● PROBLEM:
Reading the listing below, count the lines that contain the word "JSON" and give that count alone.

##########

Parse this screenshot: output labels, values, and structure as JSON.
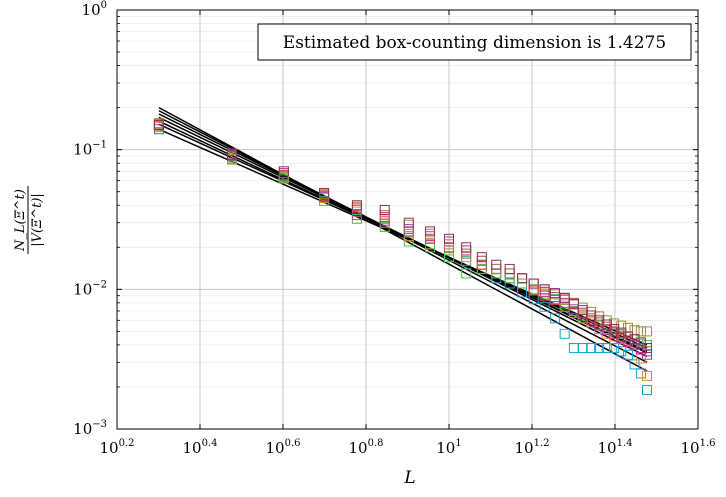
{
  "chart_data": {
    "type": "scatter",
    "title": "",
    "xlabel": "L",
    "ylabel": "N_L(Ξ^t) / |V(Ξ^t)|",
    "ylabel_numerator": "N_L(Ξ^t)",
    "ylabel_denominator": "|V(Ξ^t)|",
    "x_scale": "log",
    "y_scale": "log",
    "xlim": [
      1.5849,
      39.811
    ],
    "ylim": [
      0.001,
      1
    ],
    "x_ticks": [
      {
        "base": "10",
        "exp": "0.2",
        "value": 1.5849
      },
      {
        "base": "10",
        "exp": "0.4",
        "value": 2.5119
      },
      {
        "base": "10",
        "exp": "0.6",
        "value": 3.9811
      },
      {
        "base": "10",
        "exp": "0.8",
        "value": 6.3096
      },
      {
        "base": "10",
        "exp": "1",
        "value": 10
      },
      {
        "base": "10",
        "exp": "1.2",
        "value": 15.849
      },
      {
        "base": "10",
        "exp": "1.4",
        "value": 25.119
      },
      {
        "base": "10",
        "exp": "1.6",
        "value": 39.811
      }
    ],
    "y_ticks": [
      {
        "base": "10",
        "exp": "−3",
        "value": 0.001
      },
      {
        "base": "10",
        "exp": "−2",
        "value": 0.01
      },
      {
        "base": "10",
        "exp": "−1",
        "value": 0.1
      },
      {
        "base": "10",
        "exp": "0",
        "value": 1
      }
    ],
    "grid": true,
    "annotation": "Estimated box-counting dimension is 1.4275",
    "annotation_position": "top-right",
    "x": [
      2,
      3,
      4,
      5,
      6,
      7,
      8,
      9,
      10,
      11,
      12,
      13,
      14,
      15,
      16,
      17,
      18,
      19,
      20,
      21,
      22,
      23,
      24,
      25,
      26,
      27,
      28,
      29,
      30
    ],
    "series": [
      {
        "color": "#1f9fd6",
        "values": [
          0.15,
          0.09,
          0.065,
          0.046,
          0.037,
          0.032,
          0.024,
          0.021,
          0.019,
          0.016,
          0.014,
          0.012,
          0.011,
          0.0095,
          0.0085,
          0.0075,
          0.0062,
          0.0048,
          0.0038,
          0.0038,
          0.0038,
          0.0038,
          0.0038,
          0.0038,
          0.0036,
          0.0034,
          0.0029,
          0.0025,
          0.0019
        ]
      },
      {
        "color": "#e08a1e",
        "values": [
          0.145,
          0.088,
          0.063,
          0.045,
          0.036,
          0.03,
          0.024,
          0.021,
          0.019,
          0.017,
          0.015,
          0.013,
          0.012,
          0.011,
          0.01,
          0.0095,
          0.0085,
          0.0075,
          0.0068,
          0.0062,
          0.0058,
          0.0052,
          0.0048,
          0.0046,
          0.0044,
          0.0042,
          0.004,
          0.0032,
          0.0024
        ]
      },
      {
        "color": "#3cc83c",
        "values": [
          0.148,
          0.086,
          0.062,
          0.043,
          0.032,
          0.028,
          0.022,
          0.02,
          0.017,
          0.013,
          0.014,
          0.013,
          0.012,
          0.011,
          0.01,
          0.0092,
          0.0085,
          0.0078,
          0.007,
          0.0064,
          0.006,
          0.0056,
          0.0052,
          0.005,
          0.0048,
          0.0046,
          0.0044,
          0.0042,
          0.004
        ]
      },
      {
        "color": "#d63a3a",
        "values": [
          0.152,
          0.092,
          0.066,
          0.047,
          0.038,
          0.033,
          0.026,
          0.023,
          0.02,
          0.018,
          0.015,
          0.014,
          0.013,
          0.012,
          0.0098,
          0.009,
          0.0084,
          0.0086,
          0.0078,
          0.0068,
          0.0062,
          0.0058,
          0.0054,
          0.005,
          0.0046,
          0.0043,
          0.0041,
          0.0038,
          0.0036
        ]
      },
      {
        "color": "#b23aa8",
        "values": [
          0.14,
          0.094,
          0.068,
          0.046,
          0.034,
          0.031,
          0.027,
          0.024,
          0.022,
          0.019,
          0.016,
          0.014,
          0.013,
          0.012,
          0.011,
          0.0096,
          0.0088,
          0.008,
          0.0072,
          0.0066,
          0.006,
          0.0055,
          0.0051,
          0.0048,
          0.0045,
          0.0042,
          0.004,
          0.0037,
          0.0034
        ]
      },
      {
        "color": "#a08c3c",
        "values": [
          0.155,
          0.085,
          0.064,
          0.048,
          0.039,
          0.034,
          0.029,
          0.025,
          0.021,
          0.018,
          0.016,
          0.014,
          0.013,
          0.012,
          0.011,
          0.01,
          0.0092,
          0.0084,
          0.008,
          0.0074,
          0.0069,
          0.0064,
          0.006,
          0.0057,
          0.0055,
          0.0053,
          0.0051,
          0.005,
          0.005
        ]
      },
      {
        "color": "#8c3060",
        "values": [
          0.15,
          0.091,
          0.07,
          0.049,
          0.04,
          0.037,
          0.03,
          0.026,
          0.023,
          0.02,
          0.017,
          0.015,
          0.014,
          0.012,
          0.011,
          0.01,
          0.0094,
          0.0087,
          0.0079,
          0.0071,
          0.0065,
          0.006,
          0.0056,
          0.0052,
          0.0049,
          0.0046,
          0.0044,
          0.0041,
          0.0038
        ]
      }
    ],
    "fit_lines": [
      {
        "from": [
          2,
          0.2
        ],
        "to": [
          30,
          0.0026
        ]
      },
      {
        "from": [
          2,
          0.19
        ],
        "to": [
          30,
          0.003
        ]
      },
      {
        "from": [
          2,
          0.18
        ],
        "to": [
          30,
          0.0033
        ]
      },
      {
        "from": [
          2,
          0.17
        ],
        "to": [
          30,
          0.0035
        ]
      },
      {
        "from": [
          2,
          0.16
        ],
        "to": [
          30,
          0.0036
        ]
      },
      {
        "from": [
          2,
          0.152
        ],
        "to": [
          30,
          0.0038
        ]
      },
      {
        "from": [
          2,
          0.14
        ],
        "to": [
          30,
          0.004
        ]
      }
    ]
  }
}
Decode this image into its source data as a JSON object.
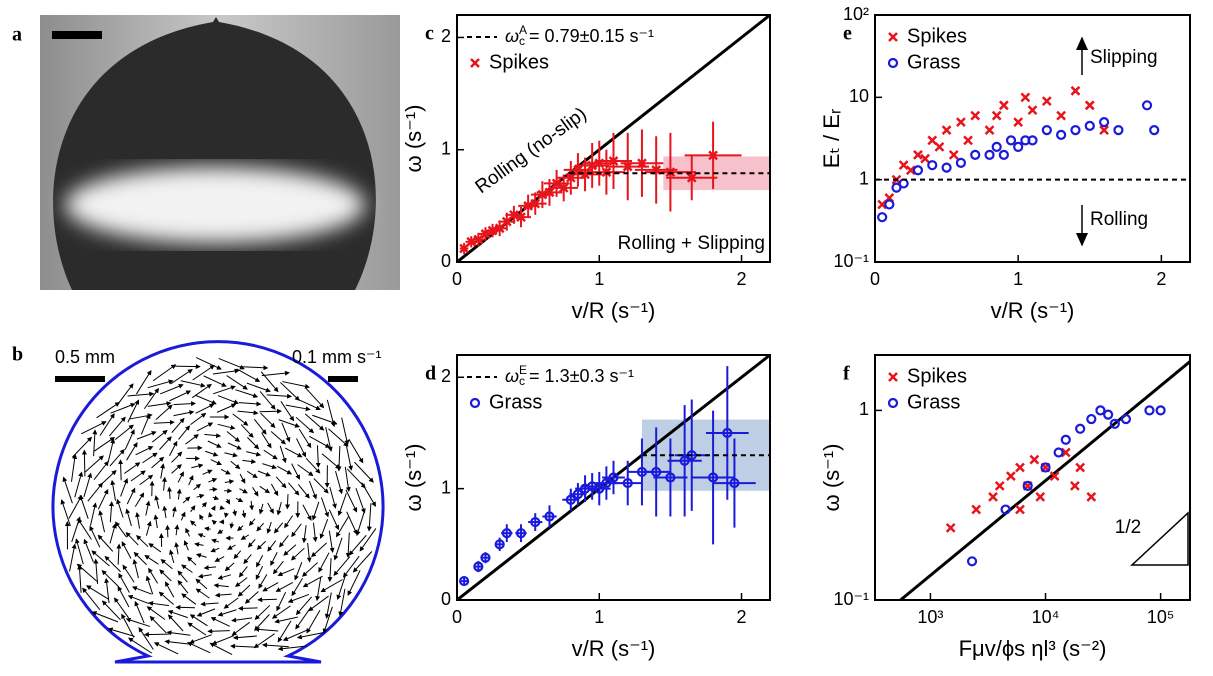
{
  "panels": {
    "a": {
      "label": "a"
    },
    "b": {
      "label": "b",
      "scale_length": "0.5 mm",
      "scale_velocity": "0.1 mm s⁻¹"
    }
  },
  "chart_data": [
    {
      "type": "scatter",
      "label": "c",
      "xlabel": "v/R (s⁻¹)",
      "ylabel": "ω (s⁻¹)",
      "xlim": [
        0,
        2.2
      ],
      "ylim": [
        0,
        2.2
      ],
      "xticks": [
        0,
        1,
        2
      ],
      "yticks": [
        0,
        1,
        2
      ],
      "identity_line": true,
      "ref_line": {
        "y": 0.79,
        "x_start": 0.79,
        "label": {
          "symbol": "ω",
          "sub": "c",
          "sup": "A",
          "text": "= 0.79±0.15 s⁻¹"
        }
      },
      "band": {
        "x_start": 1.45,
        "y": [
          0.64,
          0.94
        ],
        "color": "#f4b6c2"
      },
      "annotations": [
        "Rolling (no-slip)",
        "Rolling + Slipping"
      ],
      "series": [
        {
          "name": "Spikes",
          "color": "#e8141c",
          "marker": "x",
          "x": [
            0.05,
            0.1,
            0.15,
            0.2,
            0.25,
            0.3,
            0.35,
            0.4,
            0.45,
            0.5,
            0.55,
            0.6,
            0.65,
            0.7,
            0.75,
            0.8,
            0.85,
            0.9,
            0.95,
            1.0,
            1.05,
            1.1,
            1.2,
            1.3,
            1.4,
            1.5,
            1.65,
            1.8
          ],
          "y": [
            0.12,
            0.18,
            0.2,
            0.25,
            0.28,
            0.3,
            0.36,
            0.42,
            0.4,
            0.5,
            0.52,
            0.6,
            0.62,
            0.7,
            0.66,
            0.75,
            0.82,
            0.78,
            0.86,
            0.88,
            0.8,
            0.9,
            0.85,
            0.88,
            0.82,
            0.8,
            0.75,
            0.95
          ],
          "xerr": [
            0.03,
            0.04,
            0.04,
            0.05,
            0.05,
            0.05,
            0.06,
            0.06,
            0.07,
            0.07,
            0.08,
            0.08,
            0.09,
            0.09,
            0.1,
            0.1,
            0.1,
            0.12,
            0.12,
            0.12,
            0.13,
            0.13,
            0.15,
            0.15,
            0.15,
            0.18,
            0.18,
            0.2
          ],
          "yerr": [
            0.05,
            0.05,
            0.06,
            0.06,
            0.06,
            0.07,
            0.08,
            0.08,
            0.09,
            0.1,
            0.1,
            0.12,
            0.12,
            0.12,
            0.12,
            0.15,
            0.15,
            0.15,
            0.2,
            0.2,
            0.2,
            0.25,
            0.3,
            0.3,
            0.3,
            0.35,
            0.2,
            0.3
          ]
        }
      ]
    },
    {
      "type": "scatter",
      "label": "d",
      "xlabel": "v/R (s⁻¹)",
      "ylabel": "ω (s⁻¹)",
      "xlim": [
        0,
        2.2
      ],
      "ylim": [
        0,
        2.2
      ],
      "xticks": [
        0,
        1,
        2
      ],
      "yticks": [
        0,
        1,
        2
      ],
      "identity_line": true,
      "ref_line": {
        "y": 1.3,
        "x_start": 1.3,
        "label": {
          "symbol": "ω",
          "sub": "c",
          "sup": "E",
          "text": "= 1.3±0.3 s⁻¹"
        }
      },
      "band": {
        "x_start": 1.3,
        "y": [
          0.98,
          1.62
        ],
        "color": "#b3c7e0"
      },
      "annotations": [],
      "series": [
        {
          "name": "Grass",
          "color": "#1a1adb",
          "marker": "o",
          "x": [
            0.05,
            0.15,
            0.2,
            0.3,
            0.35,
            0.45,
            0.55,
            0.65,
            0.8,
            0.85,
            0.9,
            0.95,
            1.0,
            1.05,
            1.1,
            1.2,
            1.3,
            1.4,
            1.5,
            1.6,
            1.65,
            1.8,
            1.9,
            1.95
          ],
          "y": [
            0.17,
            0.3,
            0.38,
            0.5,
            0.6,
            0.6,
            0.7,
            0.75,
            0.9,
            0.95,
            1.0,
            1.02,
            1.0,
            1.05,
            1.1,
            1.05,
            1.15,
            1.15,
            1.1,
            1.25,
            1.3,
            1.1,
            1.5,
            1.05
          ],
          "xerr": [
            0.02,
            0.03,
            0.03,
            0.03,
            0.04,
            0.04,
            0.05,
            0.05,
            0.06,
            0.06,
            0.07,
            0.07,
            0.08,
            0.08,
            0.08,
            0.1,
            0.1,
            0.1,
            0.12,
            0.12,
            0.12,
            0.15,
            0.15,
            0.15
          ],
          "yerr": [
            0.03,
            0.05,
            0.05,
            0.06,
            0.08,
            0.08,
            0.08,
            0.1,
            0.1,
            0.1,
            0.12,
            0.12,
            0.15,
            0.15,
            0.15,
            0.2,
            0.3,
            0.4,
            0.35,
            0.5,
            0.5,
            0.6,
            0.6,
            0.4
          ]
        }
      ]
    },
    {
      "type": "scatter",
      "label": "e",
      "xlabel": "v/R (s⁻¹)",
      "ylabel": "Eₜ / Eᵣ",
      "xlim": [
        0,
        2.2
      ],
      "ylim": [
        0.1,
        100
      ],
      "yscale": "log",
      "xticks": [
        0,
        1,
        2
      ],
      "yticks": [
        {
          "value": 0.1,
          "label": "10⁻¹"
        },
        1,
        10,
        {
          "value": 100,
          "label": "10²"
        }
      ],
      "ref_line": {
        "y": 1,
        "x_start": 0
      },
      "annotations": [
        "Slipping",
        "Rolling"
      ],
      "series": [
        {
          "name": "Spikes",
          "color": "#e8141c",
          "marker": "x",
          "x": [
            0.05,
            0.1,
            0.15,
            0.2,
            0.25,
            0.3,
            0.35,
            0.4,
            0.45,
            0.5,
            0.55,
            0.6,
            0.65,
            0.7,
            0.8,
            0.85,
            0.9,
            1.0,
            1.05,
            1.1,
            1.2,
            1.3,
            1.4,
            1.5,
            1.6
          ],
          "y": [
            0.5,
            0.6,
            1,
            1.5,
            1.3,
            2,
            1.8,
            3,
            2.5,
            4,
            2,
            5,
            3,
            6,
            4,
            6,
            8,
            5,
            10,
            7,
            9,
            6,
            12,
            8,
            4
          ]
        },
        {
          "name": "Grass",
          "color": "#1a1adb",
          "marker": "o",
          "x": [
            0.05,
            0.1,
            0.15,
            0.2,
            0.3,
            0.4,
            0.5,
            0.6,
            0.7,
            0.8,
            0.85,
            0.9,
            0.95,
            1.0,
            1.05,
            1.1,
            1.2,
            1.3,
            1.4,
            1.5,
            1.6,
            1.7,
            1.9,
            1.95
          ],
          "y": [
            0.35,
            0.5,
            0.8,
            0.9,
            1.3,
            1.5,
            1.4,
            1.6,
            2,
            2,
            2.5,
            2,
            3,
            2.5,
            3,
            3,
            4,
            3.5,
            4,
            4.5,
            5,
            4,
            8,
            4
          ]
        }
      ]
    },
    {
      "type": "scatter",
      "label": "f",
      "xlabel": "Fμv/ϕs ηl³ (s⁻²)",
      "ylabel": "ω (s⁻¹)",
      "xlim": [
        330,
        180000
      ],
      "ylim": [
        0.1,
        1.96
      ],
      "xscale": "log",
      "yscale": "log",
      "xticks": [
        {
          "value": 1000,
          "label": "10³"
        },
        {
          "value": 10000,
          "label": "10⁴"
        },
        {
          "value": 100000,
          "label": "10⁵"
        }
      ],
      "yticks": [
        {
          "value": 0.1,
          "label": "10⁻¹"
        },
        1
      ],
      "fit_line": {
        "x": [
          550,
          180000
        ],
        "y": [
          0.1,
          1.81
        ]
      },
      "annotations": [
        "1/2"
      ],
      "series": [
        {
          "name": "Spikes",
          "color": "#e8141c",
          "marker": "x",
          "x": [
            1500,
            2500,
            3500,
            4000,
            5000,
            6000,
            7000,
            8000,
            10000,
            12000,
            15000,
            20000,
            6000,
            9000,
            18000,
            25000
          ],
          "y": [
            0.24,
            0.3,
            0.35,
            0.4,
            0.45,
            0.5,
            0.4,
            0.55,
            0.5,
            0.45,
            0.6,
            0.5,
            0.3,
            0.35,
            0.4,
            0.35
          ]
        },
        {
          "name": "Grass",
          "color": "#1a1adb",
          "marker": "o",
          "x": [
            2300,
            4500,
            7000,
            10000,
            13000,
            15000,
            20000,
            25000,
            30000,
            35000,
            40000,
            50000,
            80000,
            100000
          ],
          "y": [
            0.16,
            0.3,
            0.4,
            0.5,
            0.6,
            0.7,
            0.8,
            0.9,
            1.0,
            0.95,
            0.85,
            0.9,
            1.0,
            1.0
          ]
        }
      ]
    }
  ]
}
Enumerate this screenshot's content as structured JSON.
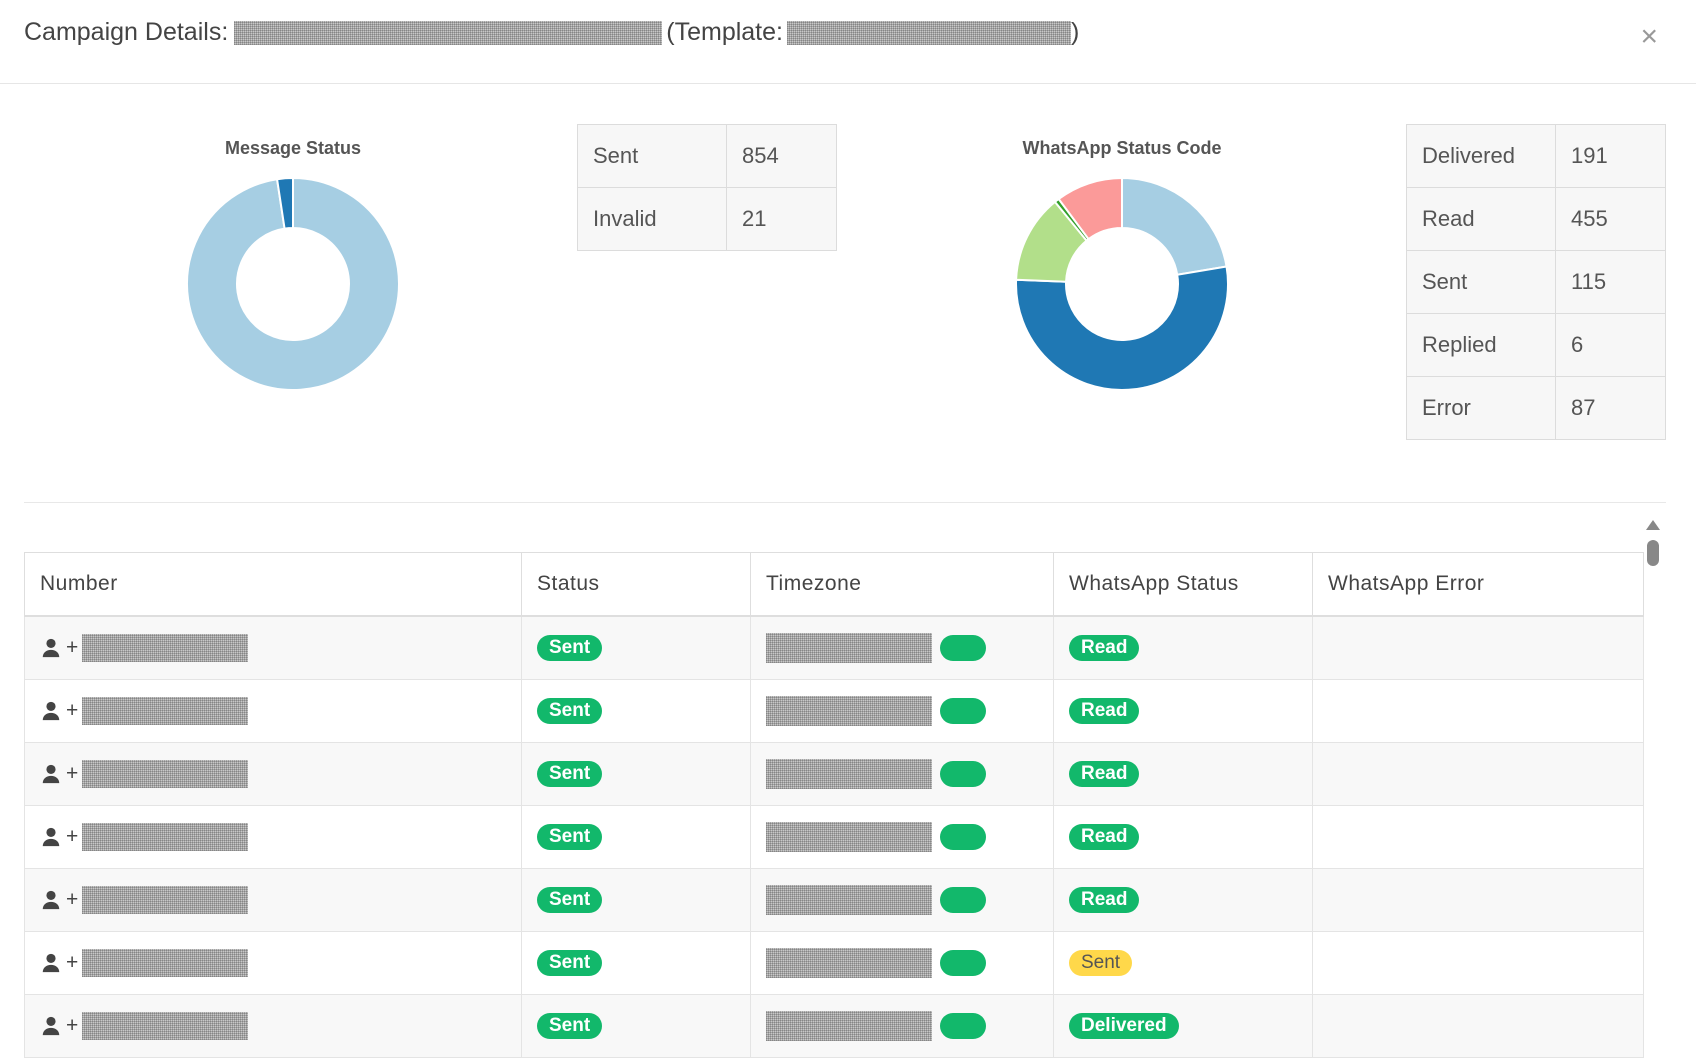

##########

● COMPLETED EXERCISE:
3